**Selected extract**
(Attempting to) Define Design Thinking

So here is the elephant in the room.  What is Design Thinking?  You might intuitively know that it’s not a thing but a process.  That’s a start.  Since Design Thinking is indeed a process – let’s attempt to define it in a systematic way.  So, the first question is:

What is Design?

::humphhhh::  I’m only just starting this post and already realize I bit off a big one here.  Design is everywhere.  LITERALLY, EVERYWHERE!  Some soul out there determined that the very keyboard I’m using at this moment should have the keys arranged as Q,W,E,R,T,Y, etc, etc.  (I bet that’s your password for something.  I jest.  Not really).  The epitome of innovative design – the iPod – plays next to me.  The armoire, sharpie pen, TV, colorful book jacket, lamp in my immediate vicinity were all thoughtfully designed by someone to serve a function, elicit an emotion, or just look pretty.  In short –STUFF is design.  In fact this is the predominately accepted definition.  Designers create things. Objects.  If you were to browse through the design section of Barnes and Noble – itself a product of design thinking (stay tuned) – you’ll find volumes of illustrations and photographs of objects that transcend function.  It’s the chairs and toasters that reside at the MET or MOMA not in your home.  Somewhere along the way designers seemed to feel dissatisfied with function alone.  Take the  Laz-e-Boy for example- great for napping, watching the game, rocking the baby, and anchoring grandpa –  is somehow not thought of in the same way as the crisp lines of a clear, acrylic, chair that is sure to leave your ass sore.

**Raw data**
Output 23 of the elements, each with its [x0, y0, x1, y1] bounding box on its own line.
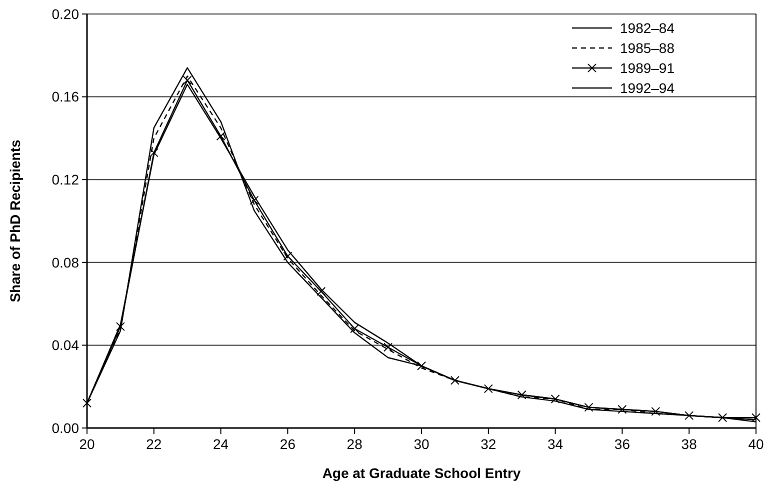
y-tick-label: 0.00: [52, 420, 80, 436]
y-tick-label: 0.08: [52, 254, 80, 270]
x-tick-label: 28: [346, 436, 363, 452]
y-tick-label: 0.12: [52, 172, 80, 188]
x-tick-label: 40: [748, 436, 764, 452]
legend-label: 1989–91: [620, 60, 675, 76]
x-tick-label: 32: [480, 436, 496, 452]
y-tick-label: 0.16: [52, 88, 80, 105]
x-tick-label: 38: [681, 436, 698, 452]
x-tick-label: 24: [213, 436, 229, 452]
legend-label: 1985–88: [620, 40, 675, 56]
x-tick-label: 20: [79, 436, 95, 452]
legend-label: 1992–94: [620, 80, 675, 96]
x-tick-label: 34: [548, 436, 564, 452]
y-axis-title: Share of PhD Recipients: [7, 139, 23, 302]
x-tick-label: 36: [614, 436, 630, 452]
x-axis-title: Age at Graduate School Entry: [322, 465, 521, 481]
legend-label: 1982–84: [620, 20, 675, 36]
x-tick-label: 26: [280, 436, 296, 452]
y-tick-label: 0.04: [52, 337, 80, 354]
y-tick-label: 0.20: [52, 6, 80, 22]
x-tick-label: 30: [414, 436, 430, 452]
x-tick-label: 22: [146, 436, 162, 452]
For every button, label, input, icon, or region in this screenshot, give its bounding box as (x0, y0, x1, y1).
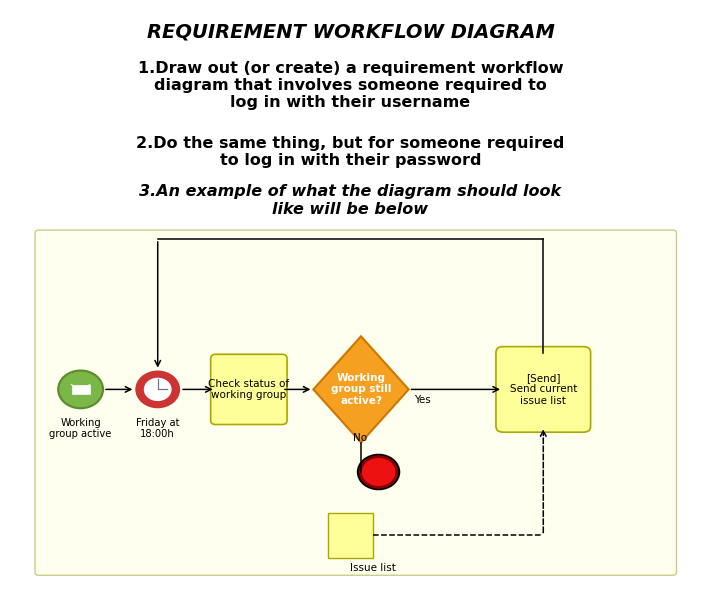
Text: No: No (353, 433, 367, 442)
Circle shape (135, 371, 180, 408)
Text: 1.Draw out (or create) a requirement workflow
diagram that involves someone requ: 1.Draw out (or create) a requirement wor… (138, 61, 563, 110)
FancyBboxPatch shape (35, 230, 676, 575)
Text: 2.Do the same thing, but for someone required
to log in with their password: 2.Do the same thing, but for someone req… (136, 136, 565, 168)
Circle shape (144, 378, 172, 401)
Circle shape (360, 457, 397, 487)
Text: 3.An example of what the diagram should look
like will be below: 3.An example of what the diagram should … (139, 185, 562, 217)
Circle shape (58, 371, 103, 408)
Polygon shape (313, 336, 409, 442)
FancyBboxPatch shape (210, 354, 287, 425)
Text: Issue list: Issue list (350, 563, 396, 572)
Text: Working
group active: Working group active (50, 418, 111, 439)
Text: Working
group still
active?: Working group still active? (331, 373, 391, 406)
FancyBboxPatch shape (328, 513, 373, 558)
FancyBboxPatch shape (496, 347, 590, 432)
Text: [Send]
Send current
issue list: [Send] Send current issue list (510, 373, 577, 406)
Text: Friday at
18:00h: Friday at 18:00h (136, 418, 179, 439)
Text: REQUIREMENT WORKFLOW DIAGRAM: REQUIREMENT WORKFLOW DIAGRAM (147, 23, 554, 42)
FancyBboxPatch shape (72, 385, 90, 394)
Text: Check status of
working group: Check status of working group (208, 379, 290, 400)
Circle shape (357, 454, 400, 490)
Text: Yes: Yes (414, 395, 430, 405)
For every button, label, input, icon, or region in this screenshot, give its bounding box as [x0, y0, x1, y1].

**Tasks and exercises**
1. In the post on defining design thinking, what example of innovative design is playing next to the writer?
2. Rewrite the stretch of the records from the line containing "y-tick-label: 0.00: [52, 420, 80, 436]" through the line containing "legend-label: 1992–94: [620, 80, 675, 96]", swapping "x-tick-label" for "x-axis-tick" and leaving everything else as it is. Return only those lines.

**Outputs in order**
1. The iPod.

2.
y-tick-label: 0.00: [52, 420, 80, 436]
y-tick-label: 0.08: [52, 254, 80, 270]
x-axis-tick: 28: [346, 436, 363, 452]
y-tick-label: 0.12: [52, 172, 80, 188]
x-axis-tick: 40: [748, 436, 764, 452]
legend-label: 1989–91: [620, 60, 675, 76]
x-axis-tick: 32: [480, 436, 496, 452]
y-tick-label: 0.16: [52, 88, 80, 105]
x-axis-tick: 38: [681, 436, 698, 452]
x-axis-tick: 24: [213, 436, 229, 452]
legend-label: 1985–88: [620, 40, 675, 56]
x-axis-tick: 20: [79, 436, 95, 452]
legend-label: 1992–94: [620, 80, 675, 96]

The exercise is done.